## TASK PROMPT
Check each line of the material below, and copy it if it holds the string "другие".

## RECORDS SHOWN
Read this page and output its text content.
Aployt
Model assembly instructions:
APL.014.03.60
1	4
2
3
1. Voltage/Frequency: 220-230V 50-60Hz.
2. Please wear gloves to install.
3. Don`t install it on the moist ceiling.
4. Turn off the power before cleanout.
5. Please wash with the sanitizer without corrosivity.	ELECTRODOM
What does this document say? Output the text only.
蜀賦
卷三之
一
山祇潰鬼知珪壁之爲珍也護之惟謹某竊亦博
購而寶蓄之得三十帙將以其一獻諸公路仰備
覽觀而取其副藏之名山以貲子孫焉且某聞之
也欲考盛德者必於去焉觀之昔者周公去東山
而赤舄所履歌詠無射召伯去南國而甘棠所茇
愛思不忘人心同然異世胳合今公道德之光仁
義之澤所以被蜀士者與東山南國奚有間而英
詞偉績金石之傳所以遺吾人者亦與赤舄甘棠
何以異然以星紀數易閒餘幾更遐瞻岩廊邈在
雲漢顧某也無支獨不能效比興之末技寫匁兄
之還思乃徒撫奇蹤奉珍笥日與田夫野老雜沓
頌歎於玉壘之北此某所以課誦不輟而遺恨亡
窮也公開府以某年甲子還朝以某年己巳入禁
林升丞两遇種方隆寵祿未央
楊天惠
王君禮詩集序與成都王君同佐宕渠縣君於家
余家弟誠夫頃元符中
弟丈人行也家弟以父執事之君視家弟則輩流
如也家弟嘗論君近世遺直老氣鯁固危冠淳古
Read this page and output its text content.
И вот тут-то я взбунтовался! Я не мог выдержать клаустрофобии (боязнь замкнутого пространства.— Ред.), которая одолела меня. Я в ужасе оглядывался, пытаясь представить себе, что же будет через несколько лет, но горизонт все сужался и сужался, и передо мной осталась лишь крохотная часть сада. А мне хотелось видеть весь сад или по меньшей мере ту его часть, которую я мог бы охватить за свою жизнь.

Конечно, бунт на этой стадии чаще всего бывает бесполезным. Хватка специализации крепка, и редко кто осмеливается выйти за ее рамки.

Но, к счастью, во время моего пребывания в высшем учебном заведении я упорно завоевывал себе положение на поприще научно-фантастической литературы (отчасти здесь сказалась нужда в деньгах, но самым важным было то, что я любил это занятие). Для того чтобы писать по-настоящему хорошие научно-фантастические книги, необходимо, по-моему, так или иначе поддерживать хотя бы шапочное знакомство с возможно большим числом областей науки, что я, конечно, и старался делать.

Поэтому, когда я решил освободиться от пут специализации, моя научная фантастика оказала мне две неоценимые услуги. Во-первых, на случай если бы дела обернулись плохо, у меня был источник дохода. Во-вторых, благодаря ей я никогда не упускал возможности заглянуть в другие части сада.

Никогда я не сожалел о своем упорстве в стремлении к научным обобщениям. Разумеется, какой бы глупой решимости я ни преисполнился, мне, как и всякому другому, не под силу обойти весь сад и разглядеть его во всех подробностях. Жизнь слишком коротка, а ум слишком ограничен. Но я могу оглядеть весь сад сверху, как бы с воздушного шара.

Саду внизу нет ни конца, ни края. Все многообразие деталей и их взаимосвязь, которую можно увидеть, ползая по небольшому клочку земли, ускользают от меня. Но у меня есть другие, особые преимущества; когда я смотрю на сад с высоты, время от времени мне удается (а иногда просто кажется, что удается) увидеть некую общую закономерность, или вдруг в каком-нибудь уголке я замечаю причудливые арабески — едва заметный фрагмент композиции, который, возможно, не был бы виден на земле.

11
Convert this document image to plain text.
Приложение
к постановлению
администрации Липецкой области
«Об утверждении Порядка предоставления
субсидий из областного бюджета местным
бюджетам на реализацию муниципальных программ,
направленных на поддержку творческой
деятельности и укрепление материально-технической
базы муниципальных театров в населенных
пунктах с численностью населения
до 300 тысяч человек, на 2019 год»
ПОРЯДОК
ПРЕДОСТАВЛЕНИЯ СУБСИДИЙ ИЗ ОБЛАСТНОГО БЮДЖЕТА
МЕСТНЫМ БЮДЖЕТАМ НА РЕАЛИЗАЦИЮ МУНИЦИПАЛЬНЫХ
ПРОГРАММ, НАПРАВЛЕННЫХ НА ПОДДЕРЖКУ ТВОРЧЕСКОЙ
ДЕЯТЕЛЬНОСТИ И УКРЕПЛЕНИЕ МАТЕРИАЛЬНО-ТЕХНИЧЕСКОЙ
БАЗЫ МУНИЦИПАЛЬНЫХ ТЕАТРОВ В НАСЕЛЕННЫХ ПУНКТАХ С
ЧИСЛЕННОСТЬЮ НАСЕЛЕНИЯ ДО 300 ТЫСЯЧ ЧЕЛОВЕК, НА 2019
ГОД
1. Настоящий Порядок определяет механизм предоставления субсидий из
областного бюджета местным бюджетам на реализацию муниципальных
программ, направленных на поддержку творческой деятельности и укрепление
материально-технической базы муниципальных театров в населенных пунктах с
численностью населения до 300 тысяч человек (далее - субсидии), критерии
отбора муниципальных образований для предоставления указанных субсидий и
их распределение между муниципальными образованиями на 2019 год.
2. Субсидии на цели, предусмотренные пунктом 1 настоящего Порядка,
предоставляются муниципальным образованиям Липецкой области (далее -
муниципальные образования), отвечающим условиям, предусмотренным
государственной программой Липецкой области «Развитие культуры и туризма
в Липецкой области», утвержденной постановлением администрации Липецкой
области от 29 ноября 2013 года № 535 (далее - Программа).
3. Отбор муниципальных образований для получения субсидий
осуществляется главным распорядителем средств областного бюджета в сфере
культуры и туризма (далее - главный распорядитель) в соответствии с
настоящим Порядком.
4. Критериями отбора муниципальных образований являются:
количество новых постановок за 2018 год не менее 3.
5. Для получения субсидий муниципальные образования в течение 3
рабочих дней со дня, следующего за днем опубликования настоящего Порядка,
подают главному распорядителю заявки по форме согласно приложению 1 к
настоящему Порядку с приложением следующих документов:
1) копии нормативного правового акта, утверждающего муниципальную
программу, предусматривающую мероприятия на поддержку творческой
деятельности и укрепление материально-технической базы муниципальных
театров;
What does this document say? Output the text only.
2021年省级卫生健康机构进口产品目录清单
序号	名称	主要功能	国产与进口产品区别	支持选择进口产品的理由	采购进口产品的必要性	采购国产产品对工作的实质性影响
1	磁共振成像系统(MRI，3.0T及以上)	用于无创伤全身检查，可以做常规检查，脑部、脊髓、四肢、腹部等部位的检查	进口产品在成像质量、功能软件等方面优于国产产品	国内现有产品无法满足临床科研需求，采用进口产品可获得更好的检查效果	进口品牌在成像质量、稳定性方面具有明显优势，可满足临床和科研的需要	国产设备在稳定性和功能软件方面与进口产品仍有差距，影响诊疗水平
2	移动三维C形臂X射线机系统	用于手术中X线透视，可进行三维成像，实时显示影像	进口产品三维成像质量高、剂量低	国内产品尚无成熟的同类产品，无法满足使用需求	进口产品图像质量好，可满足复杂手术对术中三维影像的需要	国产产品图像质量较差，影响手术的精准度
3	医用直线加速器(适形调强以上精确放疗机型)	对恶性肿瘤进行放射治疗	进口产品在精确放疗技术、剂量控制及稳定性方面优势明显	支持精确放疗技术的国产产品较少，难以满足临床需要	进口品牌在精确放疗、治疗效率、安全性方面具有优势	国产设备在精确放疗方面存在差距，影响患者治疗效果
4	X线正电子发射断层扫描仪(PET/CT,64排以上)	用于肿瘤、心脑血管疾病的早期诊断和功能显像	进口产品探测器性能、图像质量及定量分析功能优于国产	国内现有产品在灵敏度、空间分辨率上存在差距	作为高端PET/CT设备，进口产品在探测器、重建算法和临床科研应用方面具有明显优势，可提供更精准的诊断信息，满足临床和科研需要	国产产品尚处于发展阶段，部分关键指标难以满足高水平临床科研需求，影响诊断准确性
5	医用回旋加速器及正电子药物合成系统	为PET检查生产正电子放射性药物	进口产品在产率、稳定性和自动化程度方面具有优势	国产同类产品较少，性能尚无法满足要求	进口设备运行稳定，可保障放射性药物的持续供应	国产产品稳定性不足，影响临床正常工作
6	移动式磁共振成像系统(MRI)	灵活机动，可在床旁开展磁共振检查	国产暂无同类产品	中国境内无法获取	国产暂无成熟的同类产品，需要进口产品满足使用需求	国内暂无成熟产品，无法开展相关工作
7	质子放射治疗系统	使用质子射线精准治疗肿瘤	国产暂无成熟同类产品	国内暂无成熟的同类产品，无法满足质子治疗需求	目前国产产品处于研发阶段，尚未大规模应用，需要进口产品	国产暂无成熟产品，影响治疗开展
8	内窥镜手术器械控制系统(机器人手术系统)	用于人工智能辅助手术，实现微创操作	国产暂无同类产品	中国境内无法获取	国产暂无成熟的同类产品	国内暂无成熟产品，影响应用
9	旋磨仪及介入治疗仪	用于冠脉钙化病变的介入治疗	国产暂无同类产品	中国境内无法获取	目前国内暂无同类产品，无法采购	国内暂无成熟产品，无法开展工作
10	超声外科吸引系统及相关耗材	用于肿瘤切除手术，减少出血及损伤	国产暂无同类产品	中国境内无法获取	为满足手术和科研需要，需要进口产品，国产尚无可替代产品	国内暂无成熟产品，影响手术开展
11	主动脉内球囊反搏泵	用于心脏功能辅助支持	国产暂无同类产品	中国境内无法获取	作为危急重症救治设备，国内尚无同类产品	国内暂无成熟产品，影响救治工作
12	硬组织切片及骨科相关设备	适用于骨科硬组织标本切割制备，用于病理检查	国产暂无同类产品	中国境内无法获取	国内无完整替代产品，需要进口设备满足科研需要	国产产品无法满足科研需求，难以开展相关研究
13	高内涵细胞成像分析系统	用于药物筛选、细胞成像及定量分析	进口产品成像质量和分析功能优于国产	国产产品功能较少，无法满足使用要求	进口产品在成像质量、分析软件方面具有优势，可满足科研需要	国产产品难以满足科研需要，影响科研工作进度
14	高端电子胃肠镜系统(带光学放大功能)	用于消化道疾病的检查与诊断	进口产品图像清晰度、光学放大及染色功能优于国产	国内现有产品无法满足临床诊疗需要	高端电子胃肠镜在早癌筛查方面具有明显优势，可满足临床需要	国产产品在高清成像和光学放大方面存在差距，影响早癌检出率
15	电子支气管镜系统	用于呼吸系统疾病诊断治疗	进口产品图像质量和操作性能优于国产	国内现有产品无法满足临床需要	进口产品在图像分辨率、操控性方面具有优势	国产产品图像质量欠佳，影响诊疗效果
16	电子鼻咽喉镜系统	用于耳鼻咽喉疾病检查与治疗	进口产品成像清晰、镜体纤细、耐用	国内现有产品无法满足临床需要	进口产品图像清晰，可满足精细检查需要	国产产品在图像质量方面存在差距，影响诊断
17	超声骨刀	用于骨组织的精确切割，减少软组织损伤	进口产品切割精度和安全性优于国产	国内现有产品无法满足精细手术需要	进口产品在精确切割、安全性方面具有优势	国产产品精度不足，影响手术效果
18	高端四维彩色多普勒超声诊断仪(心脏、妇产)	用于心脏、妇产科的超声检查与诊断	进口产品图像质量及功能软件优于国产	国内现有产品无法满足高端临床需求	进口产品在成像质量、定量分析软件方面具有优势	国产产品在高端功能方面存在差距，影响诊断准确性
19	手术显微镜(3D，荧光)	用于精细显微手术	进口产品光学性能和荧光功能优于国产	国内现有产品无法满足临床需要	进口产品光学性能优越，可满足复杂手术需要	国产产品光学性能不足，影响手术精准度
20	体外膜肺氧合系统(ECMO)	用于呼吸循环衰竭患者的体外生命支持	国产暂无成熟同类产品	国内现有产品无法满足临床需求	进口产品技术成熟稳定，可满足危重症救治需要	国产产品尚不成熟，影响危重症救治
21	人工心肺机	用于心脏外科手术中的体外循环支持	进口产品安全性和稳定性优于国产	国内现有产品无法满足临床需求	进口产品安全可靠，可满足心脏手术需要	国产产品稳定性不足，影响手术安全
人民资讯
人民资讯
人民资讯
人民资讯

## WRITTEN SOLUTION
Поэтому, когда я решил освободиться от пут специализации, моя научная фантастика оказала мне две неоценимые услуги. Во-первых, на случай если бы дела обернулись плохо, у меня был источник дохода. Во-вторых, благодаря ей я никогда не упускал возможности заглянуть в другие части сада.
Саду внизу нет ни конца, ни края. Все многообразие деталей и их взаимосвязь, которую можно увидеть, ползая по небольшому клочку земли, ускользают от меня. Но у меня есть другие, особые преимущества; когда я смотрю на сад с высоты, время от времени мне удается (а иногда просто кажется, что удается) увидеть некую общую закономерность, или вдруг в каком-нибудь уголке я замечаю причудливые арабески — едва заметный фрагмент композиции, который, возможно, не был бы виден на земле.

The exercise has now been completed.